Data to process:
------

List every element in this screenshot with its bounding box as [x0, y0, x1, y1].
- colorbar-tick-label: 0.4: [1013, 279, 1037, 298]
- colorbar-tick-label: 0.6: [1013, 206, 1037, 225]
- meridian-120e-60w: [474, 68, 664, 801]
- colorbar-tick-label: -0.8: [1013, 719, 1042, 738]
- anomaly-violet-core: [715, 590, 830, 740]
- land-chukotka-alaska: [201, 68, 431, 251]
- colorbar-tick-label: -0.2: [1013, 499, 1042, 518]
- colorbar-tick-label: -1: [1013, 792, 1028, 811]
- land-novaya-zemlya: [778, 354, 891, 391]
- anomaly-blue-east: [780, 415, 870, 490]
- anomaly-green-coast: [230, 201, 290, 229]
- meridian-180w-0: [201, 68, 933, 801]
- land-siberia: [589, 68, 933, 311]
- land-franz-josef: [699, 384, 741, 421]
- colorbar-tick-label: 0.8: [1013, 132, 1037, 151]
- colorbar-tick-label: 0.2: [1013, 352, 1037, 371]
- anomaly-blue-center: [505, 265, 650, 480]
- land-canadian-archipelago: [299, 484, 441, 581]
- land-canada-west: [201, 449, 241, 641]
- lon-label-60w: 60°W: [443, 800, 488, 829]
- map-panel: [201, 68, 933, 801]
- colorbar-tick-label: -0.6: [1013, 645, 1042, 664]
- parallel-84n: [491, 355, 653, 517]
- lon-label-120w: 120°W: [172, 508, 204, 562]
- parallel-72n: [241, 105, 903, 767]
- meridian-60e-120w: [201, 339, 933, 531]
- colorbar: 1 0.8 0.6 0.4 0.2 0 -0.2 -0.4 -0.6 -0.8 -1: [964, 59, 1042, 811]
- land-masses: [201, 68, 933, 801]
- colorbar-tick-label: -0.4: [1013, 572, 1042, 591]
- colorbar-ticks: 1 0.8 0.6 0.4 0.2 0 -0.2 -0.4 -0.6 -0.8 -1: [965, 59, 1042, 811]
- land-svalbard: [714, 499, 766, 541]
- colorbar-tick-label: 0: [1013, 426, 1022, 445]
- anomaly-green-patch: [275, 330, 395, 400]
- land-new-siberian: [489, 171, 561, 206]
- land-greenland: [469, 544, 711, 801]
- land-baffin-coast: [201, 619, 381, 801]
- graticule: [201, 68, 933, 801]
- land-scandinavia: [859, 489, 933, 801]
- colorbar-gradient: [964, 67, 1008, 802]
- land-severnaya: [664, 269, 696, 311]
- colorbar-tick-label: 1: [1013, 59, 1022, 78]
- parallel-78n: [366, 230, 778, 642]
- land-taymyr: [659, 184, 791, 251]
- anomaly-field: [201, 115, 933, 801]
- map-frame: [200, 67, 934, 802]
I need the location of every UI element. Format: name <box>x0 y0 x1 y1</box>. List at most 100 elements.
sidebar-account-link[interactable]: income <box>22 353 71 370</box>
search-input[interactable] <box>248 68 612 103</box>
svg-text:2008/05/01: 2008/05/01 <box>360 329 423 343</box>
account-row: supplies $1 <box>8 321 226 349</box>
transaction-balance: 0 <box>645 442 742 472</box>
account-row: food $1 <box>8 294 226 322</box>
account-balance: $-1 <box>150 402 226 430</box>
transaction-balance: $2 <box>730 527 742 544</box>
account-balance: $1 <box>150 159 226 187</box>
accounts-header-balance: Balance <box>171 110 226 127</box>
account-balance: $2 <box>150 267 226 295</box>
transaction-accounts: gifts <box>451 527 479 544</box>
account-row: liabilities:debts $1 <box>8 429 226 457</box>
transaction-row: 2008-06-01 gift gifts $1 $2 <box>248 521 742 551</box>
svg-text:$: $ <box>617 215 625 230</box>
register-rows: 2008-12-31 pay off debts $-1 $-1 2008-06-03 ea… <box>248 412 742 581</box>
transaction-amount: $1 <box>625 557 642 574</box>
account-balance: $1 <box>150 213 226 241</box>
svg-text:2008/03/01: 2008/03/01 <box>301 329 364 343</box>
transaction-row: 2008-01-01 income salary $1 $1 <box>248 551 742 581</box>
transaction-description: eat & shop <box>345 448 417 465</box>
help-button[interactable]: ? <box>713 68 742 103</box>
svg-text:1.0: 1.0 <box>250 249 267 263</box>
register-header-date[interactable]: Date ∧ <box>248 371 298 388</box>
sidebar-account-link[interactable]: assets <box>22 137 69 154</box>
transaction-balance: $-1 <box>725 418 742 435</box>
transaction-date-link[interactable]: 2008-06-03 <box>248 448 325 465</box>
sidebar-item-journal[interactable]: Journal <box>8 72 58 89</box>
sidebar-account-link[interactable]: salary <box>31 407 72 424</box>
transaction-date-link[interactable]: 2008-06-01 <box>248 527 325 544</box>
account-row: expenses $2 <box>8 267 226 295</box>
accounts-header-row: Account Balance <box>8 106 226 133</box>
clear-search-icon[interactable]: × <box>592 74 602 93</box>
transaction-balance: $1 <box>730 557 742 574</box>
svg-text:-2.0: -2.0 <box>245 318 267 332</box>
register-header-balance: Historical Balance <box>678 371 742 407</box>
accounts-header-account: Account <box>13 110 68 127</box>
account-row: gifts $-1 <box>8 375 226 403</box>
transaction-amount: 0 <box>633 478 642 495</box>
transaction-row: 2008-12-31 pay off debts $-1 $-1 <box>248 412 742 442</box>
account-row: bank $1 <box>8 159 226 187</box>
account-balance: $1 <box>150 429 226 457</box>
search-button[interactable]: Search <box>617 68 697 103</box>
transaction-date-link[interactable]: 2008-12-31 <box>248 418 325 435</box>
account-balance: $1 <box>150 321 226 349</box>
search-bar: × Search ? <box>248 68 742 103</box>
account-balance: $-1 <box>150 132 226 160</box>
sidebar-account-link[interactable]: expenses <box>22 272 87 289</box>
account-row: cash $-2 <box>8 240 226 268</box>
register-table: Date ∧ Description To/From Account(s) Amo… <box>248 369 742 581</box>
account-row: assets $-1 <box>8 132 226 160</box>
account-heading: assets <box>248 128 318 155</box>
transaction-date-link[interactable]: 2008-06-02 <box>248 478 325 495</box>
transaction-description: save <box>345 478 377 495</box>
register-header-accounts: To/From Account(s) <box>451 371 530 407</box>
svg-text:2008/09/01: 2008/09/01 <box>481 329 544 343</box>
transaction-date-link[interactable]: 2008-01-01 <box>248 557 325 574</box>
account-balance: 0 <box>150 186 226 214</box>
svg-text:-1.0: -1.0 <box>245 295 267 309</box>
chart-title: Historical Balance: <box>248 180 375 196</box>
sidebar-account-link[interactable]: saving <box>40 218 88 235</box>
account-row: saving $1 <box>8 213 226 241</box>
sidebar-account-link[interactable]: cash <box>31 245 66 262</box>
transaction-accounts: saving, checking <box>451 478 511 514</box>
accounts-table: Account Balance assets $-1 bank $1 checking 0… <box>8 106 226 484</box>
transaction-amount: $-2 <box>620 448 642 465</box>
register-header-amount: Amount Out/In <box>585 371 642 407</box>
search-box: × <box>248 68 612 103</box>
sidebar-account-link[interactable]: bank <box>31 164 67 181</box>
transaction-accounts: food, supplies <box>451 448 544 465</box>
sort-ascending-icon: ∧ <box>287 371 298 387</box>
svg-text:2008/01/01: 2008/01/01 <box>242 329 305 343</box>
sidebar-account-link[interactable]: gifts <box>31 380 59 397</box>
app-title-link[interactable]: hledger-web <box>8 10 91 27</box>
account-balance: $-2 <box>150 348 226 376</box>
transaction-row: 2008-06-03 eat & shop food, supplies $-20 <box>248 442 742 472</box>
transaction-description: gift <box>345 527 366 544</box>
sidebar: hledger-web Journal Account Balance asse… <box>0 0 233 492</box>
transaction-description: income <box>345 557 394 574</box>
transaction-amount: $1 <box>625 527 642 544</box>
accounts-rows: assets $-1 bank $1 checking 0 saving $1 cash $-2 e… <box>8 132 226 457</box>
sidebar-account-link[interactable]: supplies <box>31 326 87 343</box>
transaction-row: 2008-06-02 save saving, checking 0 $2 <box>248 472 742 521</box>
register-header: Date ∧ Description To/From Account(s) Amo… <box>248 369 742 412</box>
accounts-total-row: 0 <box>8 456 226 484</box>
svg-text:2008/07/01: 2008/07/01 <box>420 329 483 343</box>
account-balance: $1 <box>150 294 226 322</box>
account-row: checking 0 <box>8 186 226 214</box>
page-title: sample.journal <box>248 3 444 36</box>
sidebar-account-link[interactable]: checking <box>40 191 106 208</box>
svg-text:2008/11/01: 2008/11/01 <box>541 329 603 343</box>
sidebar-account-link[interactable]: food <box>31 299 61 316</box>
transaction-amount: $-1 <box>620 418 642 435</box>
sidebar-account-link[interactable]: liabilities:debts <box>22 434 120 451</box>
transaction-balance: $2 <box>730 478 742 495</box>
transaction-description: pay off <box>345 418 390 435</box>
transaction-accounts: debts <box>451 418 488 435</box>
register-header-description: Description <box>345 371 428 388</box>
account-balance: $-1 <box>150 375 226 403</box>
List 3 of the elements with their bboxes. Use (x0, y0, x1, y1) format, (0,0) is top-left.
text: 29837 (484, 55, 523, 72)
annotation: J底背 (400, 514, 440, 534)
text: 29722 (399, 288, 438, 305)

------

Given request: Print the listing from its first line through the line that contains "- map-frame: [200, 67, 934, 802]", inclusive, with every line exactly as it appears.

The result:
List every element in this screenshot with its bounding box as [x0, y0, x1, y1].
- colorbar-tick-label: 0.4: [1013, 279, 1037, 298]
- colorbar-tick-label: 0.6: [1013, 206, 1037, 225]
- meridian-120e-60w: [474, 68, 664, 801]
- colorbar-tick-label: -0.8: [1013, 719, 1042, 738]
- anomaly-violet-core: [715, 590, 830, 740]
- land-chukotka-alaska: [201, 68, 431, 251]
- colorbar-tick-label: -0.2: [1013, 499, 1042, 518]
- colorbar-tick-label: -1: [1013, 792, 1028, 811]
- land-novaya-zemlya: [778, 354, 891, 391]
- anomaly-blue-east: [780, 415, 870, 490]
- anomaly-green-coast: [230, 201, 290, 229]
- meridian-180w-0: [201, 68, 933, 801]
- land-siberia: [589, 68, 933, 311]
- land-franz-josef: [699, 384, 741, 421]
- colorbar-tick-label: 0.8: [1013, 132, 1037, 151]
- colorbar-tick-label: 0.2: [1013, 352, 1037, 371]
- anomaly-blue-center: [505, 265, 650, 480]
- land-canadian-archipelago: [299, 484, 441, 581]
- land-canada-west: [201, 449, 241, 641]
- lon-label-60w: 60°W: [443, 800, 488, 829]
- map-panel: [201, 68, 933, 801]
- colorbar-tick-label: -0.6: [1013, 645, 1042, 664]
- parallel-84n: [491, 355, 653, 517]
- lon-label-120w: 120°W: [172, 508, 204, 562]
- parallel-72n: [241, 105, 903, 767]
- meridian-60e-120w: [201, 339, 933, 531]
- colorbar: 1 0.8 0.6 0.4 0.2 0 -0.2 -0.4 -0.6 -0.8 -1: [964, 59, 1042, 811]
- land-masses: [201, 68, 933, 801]
- colorbar-tick-label: -0.4: [1013, 572, 1042, 591]
- colorbar-ticks: 1 0.8 0.6 0.4 0.2 0 -0.2 -0.4 -0.6 -0.8 -1: [965, 59, 1042, 811]
- land-svalbard: [714, 499, 766, 541]
- colorbar-tick-label: 0: [1013, 426, 1022, 445]
- anomaly-green-patch: [275, 330, 395, 400]
- land-new-siberian: [489, 171, 561, 206]
- land-greenland: [469, 544, 711, 801]
- land-baffin-coast: [201, 619, 381, 801]
- graticule: [201, 68, 933, 801]
- land-scandinavia: [859, 489, 933, 801]
- colorbar-gradient: [964, 67, 1008, 802]
- land-severnaya: [664, 269, 696, 311]
- colorbar-tick-label: 1: [1013, 59, 1022, 78]
- parallel-78n: [366, 230, 778, 642]
- land-taymyr: [659, 184, 791, 251]
- anomaly-field: [201, 115, 933, 801]
- map-frame: [200, 67, 934, 802]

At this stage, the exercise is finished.